● Supplied data
· · · · · · ·

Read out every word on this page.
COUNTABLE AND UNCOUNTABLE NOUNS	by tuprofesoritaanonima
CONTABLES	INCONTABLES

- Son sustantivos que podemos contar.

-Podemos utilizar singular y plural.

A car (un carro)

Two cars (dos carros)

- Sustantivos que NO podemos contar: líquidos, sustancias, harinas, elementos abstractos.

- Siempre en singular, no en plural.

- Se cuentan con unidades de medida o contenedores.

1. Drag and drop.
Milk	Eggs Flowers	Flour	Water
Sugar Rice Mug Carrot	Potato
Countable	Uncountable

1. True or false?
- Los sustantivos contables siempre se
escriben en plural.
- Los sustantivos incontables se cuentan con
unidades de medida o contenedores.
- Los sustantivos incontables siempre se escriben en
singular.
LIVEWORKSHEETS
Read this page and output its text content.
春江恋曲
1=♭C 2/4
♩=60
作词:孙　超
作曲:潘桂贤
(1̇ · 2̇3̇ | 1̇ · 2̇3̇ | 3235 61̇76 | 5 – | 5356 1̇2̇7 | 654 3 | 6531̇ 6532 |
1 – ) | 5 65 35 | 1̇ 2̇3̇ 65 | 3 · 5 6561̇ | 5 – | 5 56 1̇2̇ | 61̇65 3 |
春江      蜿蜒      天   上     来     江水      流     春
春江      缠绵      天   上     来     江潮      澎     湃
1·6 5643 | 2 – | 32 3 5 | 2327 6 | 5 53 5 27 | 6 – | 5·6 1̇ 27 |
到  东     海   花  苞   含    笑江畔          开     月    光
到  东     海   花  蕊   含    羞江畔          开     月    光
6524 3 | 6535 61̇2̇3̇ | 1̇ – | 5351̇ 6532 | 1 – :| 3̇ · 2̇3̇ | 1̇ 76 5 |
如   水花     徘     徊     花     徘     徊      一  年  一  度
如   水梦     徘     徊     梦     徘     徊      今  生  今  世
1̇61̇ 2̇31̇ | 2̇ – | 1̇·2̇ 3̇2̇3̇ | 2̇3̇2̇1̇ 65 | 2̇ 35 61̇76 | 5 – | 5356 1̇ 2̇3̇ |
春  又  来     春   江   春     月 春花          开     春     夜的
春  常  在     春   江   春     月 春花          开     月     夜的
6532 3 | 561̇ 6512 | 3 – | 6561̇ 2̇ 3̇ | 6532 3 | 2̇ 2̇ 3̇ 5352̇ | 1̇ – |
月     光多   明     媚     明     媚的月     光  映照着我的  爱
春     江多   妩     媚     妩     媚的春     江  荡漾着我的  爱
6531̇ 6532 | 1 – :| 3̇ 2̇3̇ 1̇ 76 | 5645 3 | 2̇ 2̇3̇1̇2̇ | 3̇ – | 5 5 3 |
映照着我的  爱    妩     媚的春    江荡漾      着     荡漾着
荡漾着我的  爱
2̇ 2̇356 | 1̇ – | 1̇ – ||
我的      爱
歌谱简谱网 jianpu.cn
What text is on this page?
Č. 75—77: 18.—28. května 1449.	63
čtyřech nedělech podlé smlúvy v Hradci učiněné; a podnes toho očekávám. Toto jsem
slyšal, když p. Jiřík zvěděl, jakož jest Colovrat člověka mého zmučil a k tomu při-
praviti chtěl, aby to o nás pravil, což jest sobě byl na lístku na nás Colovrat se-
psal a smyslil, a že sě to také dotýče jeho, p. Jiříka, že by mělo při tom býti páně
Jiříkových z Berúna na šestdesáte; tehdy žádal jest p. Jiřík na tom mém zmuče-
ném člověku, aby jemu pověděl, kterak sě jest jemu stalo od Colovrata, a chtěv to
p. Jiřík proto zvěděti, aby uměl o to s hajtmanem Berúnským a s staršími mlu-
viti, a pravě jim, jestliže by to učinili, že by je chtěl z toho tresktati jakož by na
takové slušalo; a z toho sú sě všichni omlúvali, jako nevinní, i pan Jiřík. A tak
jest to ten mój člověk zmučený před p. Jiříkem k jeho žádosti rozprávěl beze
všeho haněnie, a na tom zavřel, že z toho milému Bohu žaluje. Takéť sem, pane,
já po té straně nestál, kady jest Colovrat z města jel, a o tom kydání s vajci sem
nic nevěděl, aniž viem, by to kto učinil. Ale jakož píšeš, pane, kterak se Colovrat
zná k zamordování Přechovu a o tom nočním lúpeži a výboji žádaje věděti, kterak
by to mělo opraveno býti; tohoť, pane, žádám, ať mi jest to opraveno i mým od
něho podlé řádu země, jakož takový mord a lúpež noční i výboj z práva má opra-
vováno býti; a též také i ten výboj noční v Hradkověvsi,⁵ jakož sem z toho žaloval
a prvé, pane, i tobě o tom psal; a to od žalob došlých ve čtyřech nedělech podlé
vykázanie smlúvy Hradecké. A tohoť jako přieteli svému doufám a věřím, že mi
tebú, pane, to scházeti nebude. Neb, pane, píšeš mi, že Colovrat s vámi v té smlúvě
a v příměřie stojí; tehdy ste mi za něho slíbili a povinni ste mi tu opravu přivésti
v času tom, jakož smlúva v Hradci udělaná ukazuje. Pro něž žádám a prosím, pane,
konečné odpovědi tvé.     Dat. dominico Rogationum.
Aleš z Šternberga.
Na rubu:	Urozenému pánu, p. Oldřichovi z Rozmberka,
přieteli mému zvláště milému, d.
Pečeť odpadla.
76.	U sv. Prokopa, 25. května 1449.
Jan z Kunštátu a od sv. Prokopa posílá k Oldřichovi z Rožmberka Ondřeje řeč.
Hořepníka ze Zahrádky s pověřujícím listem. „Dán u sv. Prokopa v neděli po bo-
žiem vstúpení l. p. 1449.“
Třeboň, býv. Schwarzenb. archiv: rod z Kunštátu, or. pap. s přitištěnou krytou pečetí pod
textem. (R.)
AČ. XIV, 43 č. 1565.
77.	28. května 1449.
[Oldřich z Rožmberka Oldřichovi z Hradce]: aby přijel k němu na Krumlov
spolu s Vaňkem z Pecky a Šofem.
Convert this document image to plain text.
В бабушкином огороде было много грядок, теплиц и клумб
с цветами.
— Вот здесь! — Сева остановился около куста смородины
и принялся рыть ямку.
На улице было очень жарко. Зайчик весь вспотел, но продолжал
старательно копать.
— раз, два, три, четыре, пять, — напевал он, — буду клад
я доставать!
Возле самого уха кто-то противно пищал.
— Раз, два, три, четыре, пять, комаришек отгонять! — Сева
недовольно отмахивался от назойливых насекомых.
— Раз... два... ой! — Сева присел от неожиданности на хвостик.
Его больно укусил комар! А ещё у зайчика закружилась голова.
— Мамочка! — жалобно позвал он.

· · · · · · ·

● Goal
Give every line of the material again, exactly as it reads.

● Solution
Read out every word on this page.
COUNTABLE AND UNCOUNTABLE NOUNS	by tuprofesoritaanonima
CONTABLES	INCONTABLES

- Son sustantivos que podemos contar.

-Podemos utilizar singular y plural.

A car (un carro)

Two cars (dos carros)

- Sustantivos que NO podemos contar: líquidos, sustancias, harinas, elementos abstractos.

- Siempre en singular, no en plural.

- Se cuentan con unidades de medida o contenedores.

1. Drag and drop.
Milk	Eggs Flowers	Flour	Water
Sugar Rice Mug Carrot	Potato
Countable	Uncountable

1. True or false?
- Los sustantivos contables siempre se
escriben en plural.
- Los sustantivos incontables se cuentan con
unidades de medida o contenedores.
- Los sustantivos incontables siempre se escriben en
singular.
LIVEWORKSHEETS
Read this page and output its text content.
春江恋曲
1=♭C 2/4
♩=60
作词:孙　超
作曲:潘桂贤
(1̇ · 2̇3̇ | 1̇ · 2̇3̇ | 3235 61̇76 | 5 – | 5356 1̇2̇7 | 654 3 | 6531̇ 6532 |
1 – ) | 5 65 35 | 1̇ 2̇3̇ 65 | 3 · 5 6561̇ | 5 – | 5 56 1̇2̇ | 61̇65 3 |
春江      蜿蜒      天   上     来     江水      流     春
春江      缠绵      天   上     来     江潮      澎     湃
1·6 5643 | 2 – | 32 3 5 | 2327 6 | 5 53 5 27 | 6 – | 5·6 1̇ 27 |
到  东     海   花  苞   含    笑江畔          开     月    光
到  东     海   花  蕊   含    羞江畔          开     月    光
6524 3 | 6535 61̇2̇3̇ | 1̇ – | 5351̇ 6532 | 1 – :| 3̇ · 2̇3̇ | 1̇ 76 5 |
如   水花     徘     徊     花     徘     徊      一  年  一  度
如   水梦     徘     徊     梦     徘     徊      今  生  今  世
1̇61̇ 2̇31̇ | 2̇ – | 1̇·2̇ 3̇2̇3̇ | 2̇3̇2̇1̇ 65 | 2̇ 35 61̇76 | 5 – | 5356 1̇ 2̇3̇ |
春  又  来     春   江   春     月 春花          开     春     夜的
春  常  在     春   江   春     月 春花          开     月     夜的
6532 3 | 561̇ 6512 | 3 – | 6561̇ 2̇ 3̇ | 6532 3 | 2̇ 2̇ 3̇ 5352̇ | 1̇ – |
月     光多   明     媚     明     媚的月     光  映照着我的  爱
春     江多   妩     媚     妩     媚的春     江  荡漾着我的  爱
6531̇ 6532 | 1 – :| 3̇ 2̇3̇ 1̇ 76 | 5645 3 | 2̇ 2̇3̇1̇2̇ | 3̇ – | 5 5 3 |
映照着我的  爱    妩     媚的春    江荡漾      着     荡漾着
荡漾着我的  爱
2̇ 2̇356 | 1̇ – | 1̇ – ||
我的      爱
歌谱简谱网 jianpu.cn
What text is on this page?
Č. 75—77: 18.—28. května 1449.	63
čtyřech nedělech podlé smlúvy v Hradci učiněné; a podnes toho očekávám. Toto jsem
slyšal, když p. Jiřík zvěděl, jakož jest Colovrat člověka mého zmučil a k tomu při-
praviti chtěl, aby to o nás pravil, což jest sobě byl na lístku na nás Colovrat se-
psal a smyslil, a že sě to také dotýče jeho, p. Jiříka, že by mělo při tom býti páně
Jiříkových z Berúna na šestdesáte; tehdy žádal jest p. Jiřík na tom mém zmuče-
ném člověku, aby jemu pověděl, kterak sě jest jemu stalo od Colovrata, a chtěv to
p. Jiřík proto zvěděti, aby uměl o to s hajtmanem Berúnským a s staršími mlu-
viti, a pravě jim, jestliže by to učinili, že by je chtěl z toho tresktati jakož by na
takové slušalo; a z toho sú sě všichni omlúvali, jako nevinní, i pan Jiřík. A tak
jest to ten mój člověk zmučený před p. Jiříkem k jeho žádosti rozprávěl beze
všeho haněnie, a na tom zavřel, že z toho milému Bohu žaluje. Takéť sem, pane,
já po té straně nestál, kady jest Colovrat z města jel, a o tom kydání s vajci sem
nic nevěděl, aniž viem, by to kto učinil. Ale jakož píšeš, pane, kterak se Colovrat
zná k zamordování Přechovu a o tom nočním lúpeži a výboji žádaje věděti, kterak
by to mělo opraveno býti; tohoť, pane, žádám, ať mi jest to opraveno i mým od
něho podlé řádu země, jakož takový mord a lúpež noční i výboj z práva má opra-
vováno býti; a též také i ten výboj noční v Hradkověvsi,⁵ jakož sem z toho žaloval
a prvé, pane, i tobě o tom psal; a to od žalob došlých ve čtyřech nedělech podlé
vykázanie smlúvy Hradecké. A tohoť jako přieteli svému doufám a věřím, že mi
tebú, pane, to scházeti nebude. Neb, pane, píšeš mi, že Colovrat s vámi v té smlúvě
a v příměřie stojí; tehdy ste mi za něho slíbili a povinni ste mi tu opravu přivésti
v času tom, jakož smlúva v Hradci udělaná ukazuje. Pro něž žádám a prosím, pane,
konečné odpovědi tvé.     Dat. dominico Rogationum.
Aleš z Šternberga.
Na rubu:	Urozenému pánu, p. Oldřichovi z Rozmberka,
přieteli mému zvláště milému, d.
Pečeť odpadla.
76.	U sv. Prokopa, 25. května 1449.
Jan z Kunštátu a od sv. Prokopa posílá k Oldřichovi z Rožmberka Ondřeje řeč.
Hořepníka ze Zahrádky s pověřujícím listem. „Dán u sv. Prokopa v neděli po bo-
žiem vstúpení l. p. 1449.“
Třeboň, býv. Schwarzenb. archiv: rod z Kunštátu, or. pap. s přitištěnou krytou pečetí pod
textem. (R.)
AČ. XIV, 43 č. 1565.
77.	28. května 1449.
[Oldřich z Rožmberka Oldřichovi z Hradce]: aby přijel k němu na Krumlov
spolu s Vaňkem z Pecky a Šofem.
Convert this document image to plain text.
В бабушкином огороде было много грядок, теплиц и клумб
с цветами.
— Вот здесь! — Сева остановился около куста смородины
и принялся рыть ямку.
На улице было очень жарко. Зайчик весь вспотел, но продолжал
старательно копать.
— раз, два, три, четыре, пять, — напевал он, — буду клад
я доставать!
Возле самого уха кто-то противно пищал.
— Раз, два, три, четыре, пять, комаришек отгонять! — Сева
недовольно отмахивался от назойливых насекомых.
— Раз... два... ой! — Сева присел от неожиданности на хвостик.
Его больно укусил комар! А ещё у зайчика закружилась голова.
— Мамочка! — жалобно позвал он.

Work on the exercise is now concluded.